Data entries
<<<<

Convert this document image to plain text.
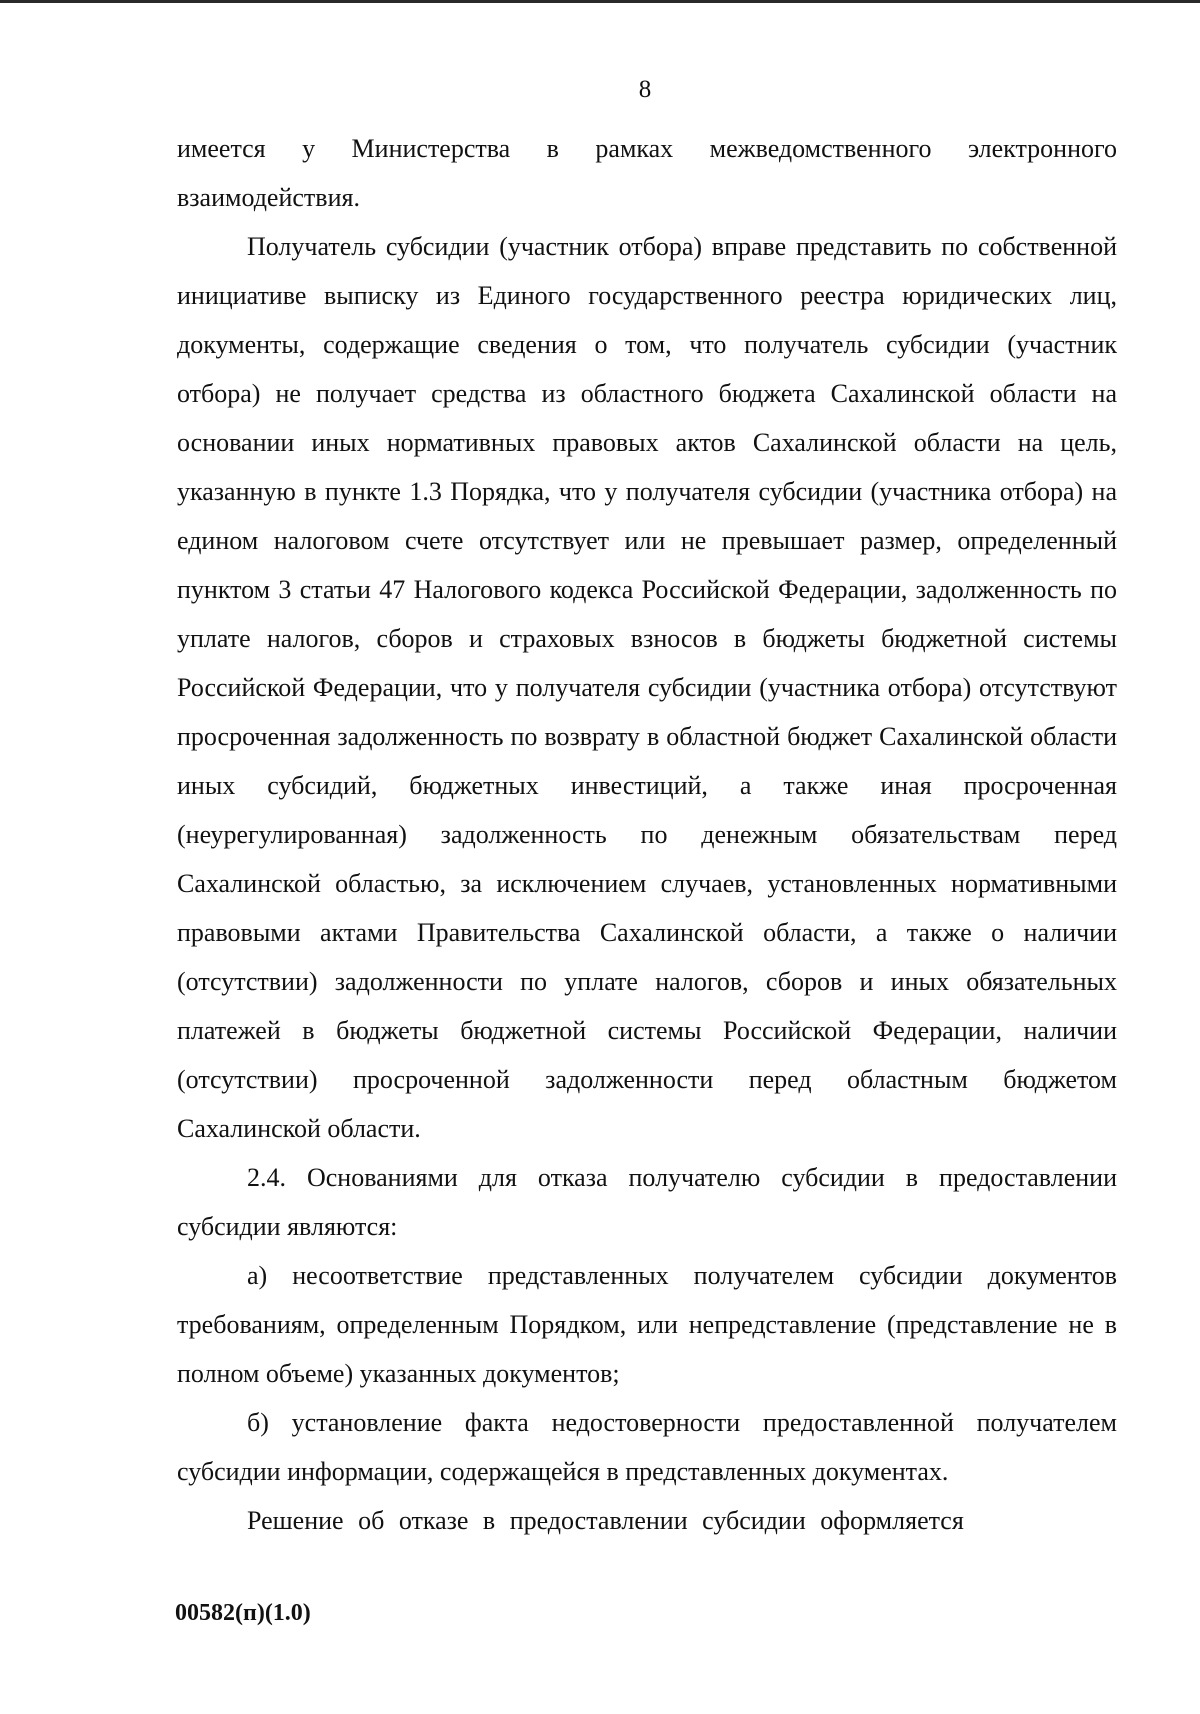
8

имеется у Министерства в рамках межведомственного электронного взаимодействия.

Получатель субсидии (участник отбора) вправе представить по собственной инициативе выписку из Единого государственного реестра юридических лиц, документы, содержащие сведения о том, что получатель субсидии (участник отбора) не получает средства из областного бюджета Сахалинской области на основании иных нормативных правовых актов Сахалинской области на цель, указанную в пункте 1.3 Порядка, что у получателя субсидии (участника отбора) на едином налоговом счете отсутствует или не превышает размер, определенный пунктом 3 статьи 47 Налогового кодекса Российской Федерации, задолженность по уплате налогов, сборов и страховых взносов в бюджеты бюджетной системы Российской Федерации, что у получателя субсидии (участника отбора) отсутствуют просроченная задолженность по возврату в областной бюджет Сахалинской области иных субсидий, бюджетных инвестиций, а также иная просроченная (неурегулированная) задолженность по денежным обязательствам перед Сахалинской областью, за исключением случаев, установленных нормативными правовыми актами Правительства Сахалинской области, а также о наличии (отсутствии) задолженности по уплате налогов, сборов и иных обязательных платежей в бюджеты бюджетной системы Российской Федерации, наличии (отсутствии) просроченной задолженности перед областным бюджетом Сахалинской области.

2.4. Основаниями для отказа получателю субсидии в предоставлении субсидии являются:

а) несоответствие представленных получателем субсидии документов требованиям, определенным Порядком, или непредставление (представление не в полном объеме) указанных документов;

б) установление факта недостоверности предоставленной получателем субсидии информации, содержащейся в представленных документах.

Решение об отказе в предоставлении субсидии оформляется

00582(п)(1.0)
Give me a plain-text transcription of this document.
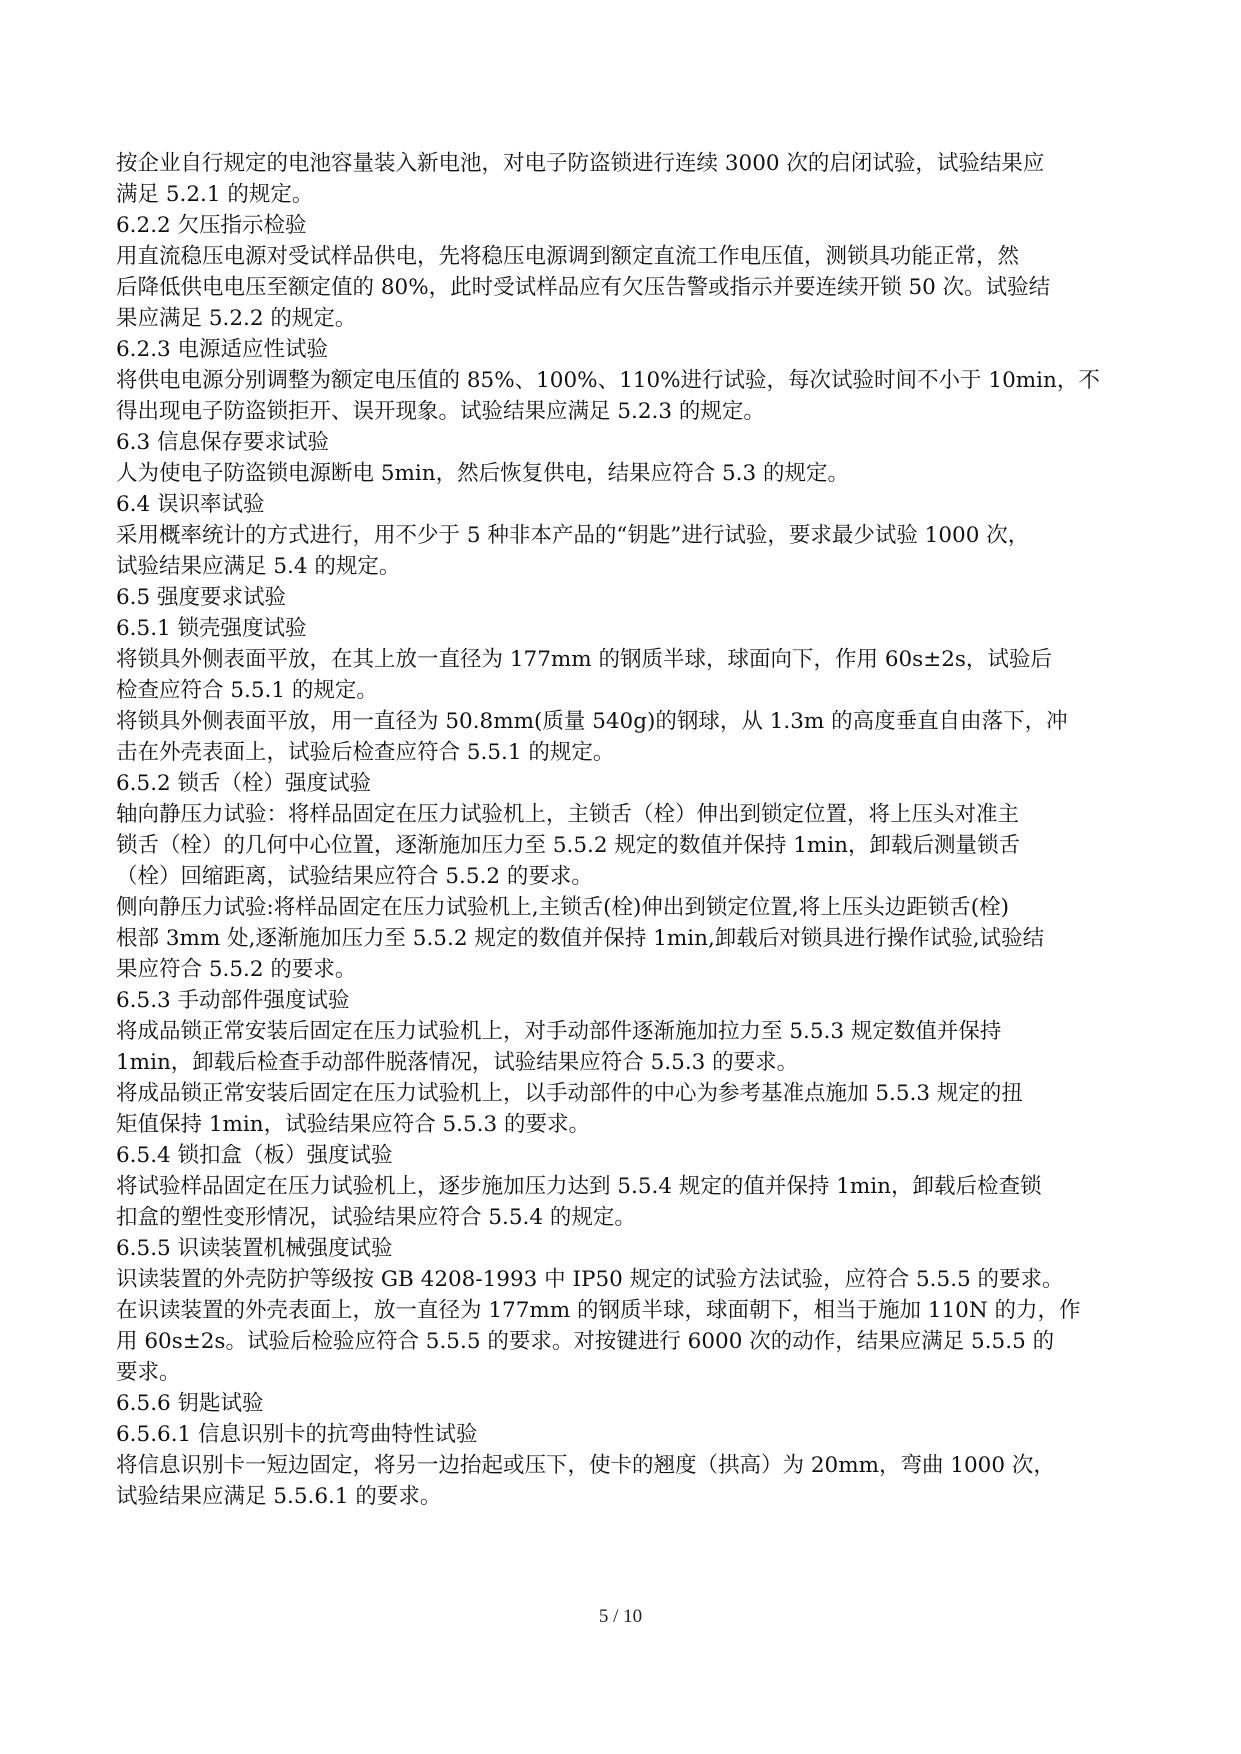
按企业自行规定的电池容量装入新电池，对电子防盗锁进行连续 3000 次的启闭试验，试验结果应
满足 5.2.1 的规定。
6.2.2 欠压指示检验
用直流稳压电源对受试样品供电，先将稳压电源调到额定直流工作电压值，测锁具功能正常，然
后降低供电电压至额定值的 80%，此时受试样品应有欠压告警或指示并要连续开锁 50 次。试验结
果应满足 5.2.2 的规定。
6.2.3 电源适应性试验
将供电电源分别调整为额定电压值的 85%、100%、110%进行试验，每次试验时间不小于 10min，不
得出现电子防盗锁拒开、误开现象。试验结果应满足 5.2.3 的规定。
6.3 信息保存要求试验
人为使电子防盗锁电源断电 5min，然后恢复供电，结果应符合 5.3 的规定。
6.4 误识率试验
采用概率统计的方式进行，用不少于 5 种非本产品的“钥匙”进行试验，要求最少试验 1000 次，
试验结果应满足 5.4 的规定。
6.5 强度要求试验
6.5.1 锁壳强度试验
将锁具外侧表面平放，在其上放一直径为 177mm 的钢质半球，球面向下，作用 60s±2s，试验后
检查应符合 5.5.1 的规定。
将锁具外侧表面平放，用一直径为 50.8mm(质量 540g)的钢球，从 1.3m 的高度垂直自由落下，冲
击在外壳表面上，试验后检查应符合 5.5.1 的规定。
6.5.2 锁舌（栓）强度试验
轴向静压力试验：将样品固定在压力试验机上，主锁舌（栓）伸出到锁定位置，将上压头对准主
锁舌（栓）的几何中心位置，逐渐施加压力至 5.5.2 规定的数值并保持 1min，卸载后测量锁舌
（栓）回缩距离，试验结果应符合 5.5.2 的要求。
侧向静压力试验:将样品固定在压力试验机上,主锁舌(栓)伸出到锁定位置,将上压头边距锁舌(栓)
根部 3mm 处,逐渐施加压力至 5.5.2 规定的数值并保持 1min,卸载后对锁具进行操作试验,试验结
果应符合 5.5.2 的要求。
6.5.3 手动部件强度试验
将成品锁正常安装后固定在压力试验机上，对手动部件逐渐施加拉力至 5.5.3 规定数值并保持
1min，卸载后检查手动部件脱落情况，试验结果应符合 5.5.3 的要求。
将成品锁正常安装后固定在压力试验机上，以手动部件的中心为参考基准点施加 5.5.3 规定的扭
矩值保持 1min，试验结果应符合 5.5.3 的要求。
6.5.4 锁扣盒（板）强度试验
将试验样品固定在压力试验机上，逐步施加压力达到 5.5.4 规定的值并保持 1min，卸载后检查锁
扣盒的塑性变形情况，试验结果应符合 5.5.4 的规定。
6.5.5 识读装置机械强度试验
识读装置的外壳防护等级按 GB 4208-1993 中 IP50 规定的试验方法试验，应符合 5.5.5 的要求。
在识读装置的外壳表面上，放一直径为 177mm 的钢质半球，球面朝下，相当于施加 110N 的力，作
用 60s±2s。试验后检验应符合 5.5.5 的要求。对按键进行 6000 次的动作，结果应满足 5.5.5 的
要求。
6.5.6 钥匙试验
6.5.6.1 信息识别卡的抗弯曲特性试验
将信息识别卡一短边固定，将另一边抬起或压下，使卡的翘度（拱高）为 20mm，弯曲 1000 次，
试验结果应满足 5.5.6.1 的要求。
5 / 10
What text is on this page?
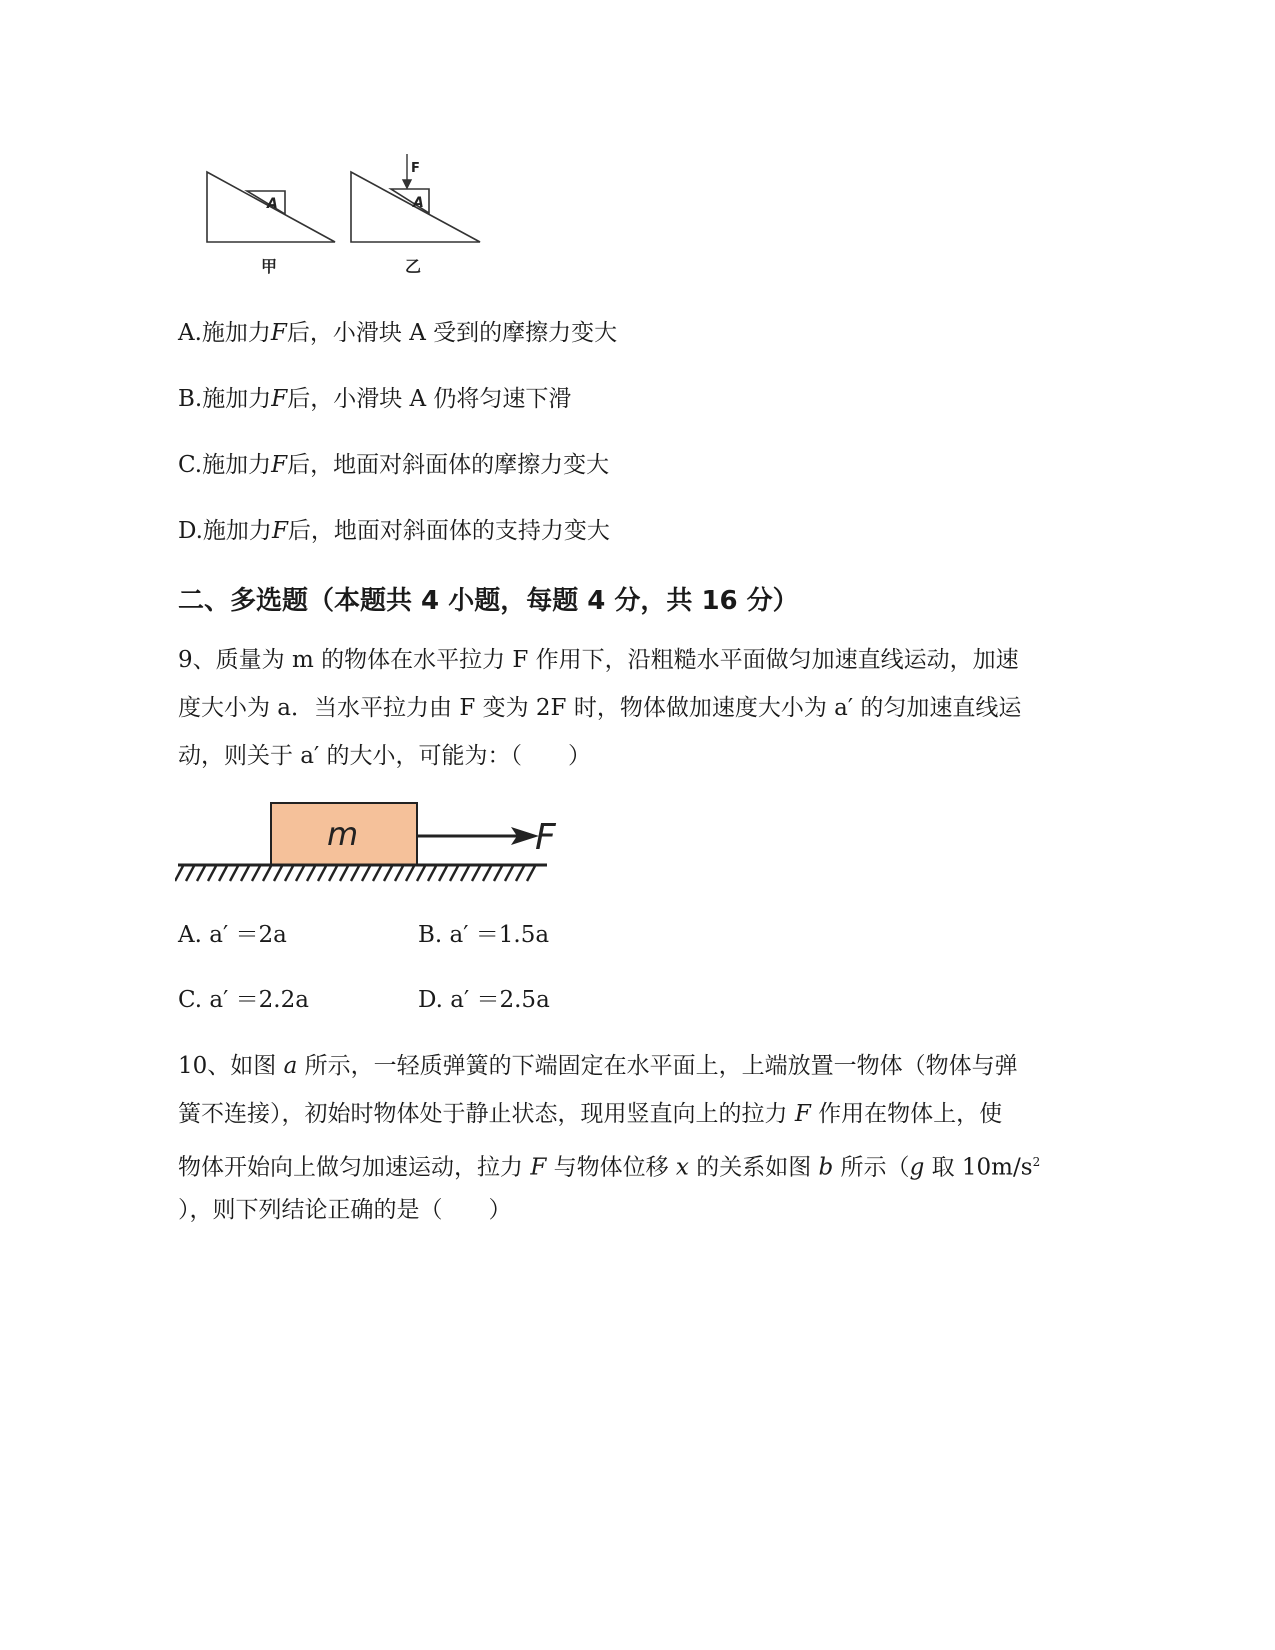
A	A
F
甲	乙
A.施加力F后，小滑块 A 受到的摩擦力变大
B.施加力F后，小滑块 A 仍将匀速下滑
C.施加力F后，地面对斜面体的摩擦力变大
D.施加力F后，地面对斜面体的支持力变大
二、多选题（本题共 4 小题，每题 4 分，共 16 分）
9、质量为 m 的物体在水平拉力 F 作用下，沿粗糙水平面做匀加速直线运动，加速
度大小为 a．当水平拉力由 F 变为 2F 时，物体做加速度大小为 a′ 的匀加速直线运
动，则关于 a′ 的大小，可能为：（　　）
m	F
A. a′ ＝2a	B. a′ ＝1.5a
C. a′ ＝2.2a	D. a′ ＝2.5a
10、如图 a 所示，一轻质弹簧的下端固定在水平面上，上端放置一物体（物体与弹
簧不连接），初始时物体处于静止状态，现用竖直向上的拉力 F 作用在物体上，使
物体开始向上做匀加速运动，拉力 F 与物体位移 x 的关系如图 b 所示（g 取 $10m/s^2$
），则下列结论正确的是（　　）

>>>>

Copy out each line exactly, without the pictures.

Convert this document image to plain text.
8

имеется у Министерства в рамках межведомственного электронного взаимодействия.

Получатель субсидии (участник отбора) вправе представить по собственной инициативе выписку из Единого государственного реестра юридических лиц, документы, содержащие сведения о том, что получатель субсидии (участник отбора) не получает средства из областного бюджета Сахалинской области на основании иных нормативных правовых актов Сахалинской области на цель, указанную в пункте 1.3 Порядка, что у получателя субсидии (участника отбора) на едином налоговом счете отсутствует или не превышает размер, определенный пунктом 3 статьи 47 Налогового кодекса Российской Федерации, задолженность по уплате налогов, сборов и страховых взносов в бюджеты бюджетной системы Российской Федерации, что у получателя субсидии (участника отбора) отсутствуют просроченная задолженность по возврату в областной бюджет Сахалинской области иных субсидий, бюджетных инвестиций, а также иная просроченная (неурегулированная) задолженность по денежным обязательствам перед Сахалинской областью, за исключением случаев, установленных нормативными правовыми актами Правительства Сахалинской области, а также о наличии (отсутствии) задолженности по уплате налогов, сборов и иных обязательных платежей в бюджеты бюджетной системы Российской Федерации, наличии (отсутствии) просроченной задолженности перед областным бюджетом Сахалинской области.

2.4. Основаниями для отказа получателю субсидии в предоставлении субсидии являются:

а) несоответствие представленных получателем субсидии документов требованиям, определенным Порядком, или непредставление (представление не в полном объеме) указанных документов;

б) установление факта недостоверности предоставленной получателем субсидии информации, содержащейся в представленных документах.

Решение об отказе в предоставлении субсидии оформляется

00582(п)(1.0)
Give me a plain-text transcription of this document.
按企业自行规定的电池容量装入新电池，对电子防盗锁进行连续 3000 次的启闭试验，试验结果应
满足 5.2.1 的规定。
6.2.2 欠压指示检验
用直流稳压电源对受试样品供电，先将稳压电源调到额定直流工作电压值，测锁具功能正常，然
后降低供电电压至额定值的 80%，此时受试样品应有欠压告警或指示并要连续开锁 50 次。试验结
果应满足 5.2.2 的规定。
6.2.3 电源适应性试验
将供电电源分别调整为额定电压值的 85%、100%、110%进行试验，每次试验时间不小于 10min，不
得出现电子防盗锁拒开、误开现象。试验结果应满足 5.2.3 的规定。
6.3 信息保存要求试验
人为使电子防盗锁电源断电 5min，然后恢复供电，结果应符合 5.3 的规定。
6.4 误识率试验
采用概率统计的方式进行，用不少于 5 种非本产品的“钥匙”进行试验，要求最少试验 1000 次，
试验结果应满足 5.4 的规定。
6.5 强度要求试验
6.5.1 锁壳强度试验
将锁具外侧表面平放，在其上放一直径为 177mm 的钢质半球，球面向下，作用 60s±2s，试验后
检查应符合 5.5.1 的规定。
将锁具外侧表面平放，用一直径为 50.8mm(质量 540g)的钢球，从 1.3m 的高度垂直自由落下，冲
击在外壳表面上，试验后检查应符合 5.5.1 的规定。
6.5.2 锁舌（栓）强度试验
轴向静压力试验：将样品固定在压力试验机上，主锁舌（栓）伸出到锁定位置，将上压头对准主
锁舌（栓）的几何中心位置，逐渐施加压力至 5.5.2 规定的数值并保持 1min，卸载后测量锁舌
（栓）回缩距离，试验结果应符合 5.5.2 的要求。
侧向静压力试验:将样品固定在压力试验机上,主锁舌(栓)伸出到锁定位置,将上压头边距锁舌(栓)
根部 3mm 处,逐渐施加压力至 5.5.2 规定的数值并保持 1min,卸载后对锁具进行操作试验,试验结
果应符合 5.5.2 的要求。
6.5.3 手动部件强度试验
将成品锁正常安装后固定在压力试验机上，对手动部件逐渐施加拉力至 5.5.3 规定数值并保持
1min，卸载后检查手动部件脱落情况，试验结果应符合 5.5.3 的要求。
将成品锁正常安装后固定在压力试验机上，以手动部件的中心为参考基准点施加 5.5.3 规定的扭
矩值保持 1min，试验结果应符合 5.5.3 的要求。
6.5.4 锁扣盒（板）强度试验
将试验样品固定在压力试验机上，逐步施加压力达到 5.5.4 规定的值并保持 1min，卸载后检查锁
扣盒的塑性变形情况，试验结果应符合 5.5.4 的规定。
6.5.5 识读装置机械强度试验
识读装置的外壳防护等级按 GB 4208-1993 中 IP50 规定的试验方法试验，应符合 5.5.5 的要求。
在识读装置的外壳表面上，放一直径为 177mm 的钢质半球，球面朝下，相当于施加 110N 的力，作
用 60s±2s。试验后检验应符合 5.5.5 的要求。对按键进行 6000 次的动作，结果应满足 5.5.5 的
要求。
6.5.6 钥匙试验
6.5.6.1 信息识别卡的抗弯曲特性试验
将信息识别卡一短边固定，将另一边抬起或压下，使卡的翘度（拱高）为 20mm，弯曲 1000 次，
试验结果应满足 5.5.6.1 的要求。
5 / 10
What text is on this page?
A	A
F
甲	乙
A.施加力F后，小滑块 A 受到的摩擦力变大
B.施加力F后，小滑块 A 仍将匀速下滑
C.施加力F后，地面对斜面体的摩擦力变大
D.施加力F后，地面对斜面体的支持力变大
二、多选题（本题共 4 小题，每题 4 分，共 16 分）
9、质量为 m 的物体在水平拉力 F 作用下，沿粗糙水平面做匀加速直线运动，加速
度大小为 a．当水平拉力由 F 变为 2F 时，物体做加速度大小为 a′ 的匀加速直线运
动，则关于 a′ 的大小，可能为：（　　）
m	F
A. a′ ＝2a	B. a′ ＝1.5a
C. a′ ＝2.2a	D. a′ ＝2.5a
10、如图 a 所示，一轻质弹簧的下端固定在水平面上，上端放置一物体（物体与弹
簧不连接），初始时物体处于静止状态，现用竖直向上的拉力 F 作用在物体上，使
物体开始向上做匀加速运动，拉力 F 与物体位移 x 的关系如图 b 所示（g 取 $10m/s^2$
），则下列结论正确的是（　　）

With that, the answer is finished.